Exercise objective: Write out all of the data exactly as it appears.

# Material to process start

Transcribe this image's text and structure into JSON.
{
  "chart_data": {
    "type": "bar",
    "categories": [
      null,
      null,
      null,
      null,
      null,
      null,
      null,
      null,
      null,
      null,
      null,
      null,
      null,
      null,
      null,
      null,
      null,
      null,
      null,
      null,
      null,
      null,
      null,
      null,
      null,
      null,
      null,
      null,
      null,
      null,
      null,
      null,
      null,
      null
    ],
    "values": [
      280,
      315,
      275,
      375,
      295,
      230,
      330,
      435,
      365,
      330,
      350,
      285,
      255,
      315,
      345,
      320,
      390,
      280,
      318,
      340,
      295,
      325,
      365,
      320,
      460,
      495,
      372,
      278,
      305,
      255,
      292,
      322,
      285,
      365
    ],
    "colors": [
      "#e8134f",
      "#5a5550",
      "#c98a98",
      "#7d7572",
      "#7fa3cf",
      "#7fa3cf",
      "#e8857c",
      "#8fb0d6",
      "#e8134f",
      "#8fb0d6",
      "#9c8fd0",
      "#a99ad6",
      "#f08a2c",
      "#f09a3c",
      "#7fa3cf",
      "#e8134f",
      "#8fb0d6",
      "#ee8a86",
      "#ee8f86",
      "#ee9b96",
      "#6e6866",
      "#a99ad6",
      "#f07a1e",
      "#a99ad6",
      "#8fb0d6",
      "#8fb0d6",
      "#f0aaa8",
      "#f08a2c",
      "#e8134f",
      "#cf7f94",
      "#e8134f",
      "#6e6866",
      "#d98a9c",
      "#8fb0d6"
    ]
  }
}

# Material to process end

Solution:
Transcribe this image's text and structure into JSON.
{
  "chart_data": {
    "type": "bar",
    "categories": [
      null,
      null,
      null,
      null,
      null,
      null,
      null,
      null,
      null,
      null,
      null,
      null,
      null,
      null,
      null,
      null,
      null,
      null,
      null,
      null,
      null,
      null,
      null,
      null,
      null,
      null,
      null,
      null,
      null,
      null,
      null,
      null,
      null,
      null
    ],
    "values": [
      280,
      315,
      275,
      375,
      295,
      230,
      330,
      435,
      365,
      330,
      350,
      285,
      255,
      315,
      345,
      320,
      390,
      280,
      318,
      340,
      295,
      325,
      365,
      320,
      460,
      495,
      372,
      278,
      305,
      255,
      292,
      322,
      285,
      365
    ],
    "colors": [
      "#e8134f",
      "#5a5550",
      "#c98a98",
      "#7d7572",
      "#7fa3cf",
      "#7fa3cf",
      "#e8857c",
      "#8fb0d6",
      "#e8134f",
      "#8fb0d6",
      "#9c8fd0",
      "#a99ad6",
      "#f08a2c",
      "#f09a3c",
      "#7fa3cf",
      "#e8134f",
      "#8fb0d6",
      "#ee8a86",
      "#ee8f86",
      "#ee9b96",
      "#6e6866",
      "#a99ad6",
      "#f07a1e",
      "#a99ad6",
      "#8fb0d6",
      "#8fb0d6",
      "#f0aaa8",
      "#f08a2c",
      "#e8134f",
      "#cf7f94",
      "#e8134f",
      "#6e6866",
      "#d98a9c",
      "#8fb0d6"
    ]
  }
}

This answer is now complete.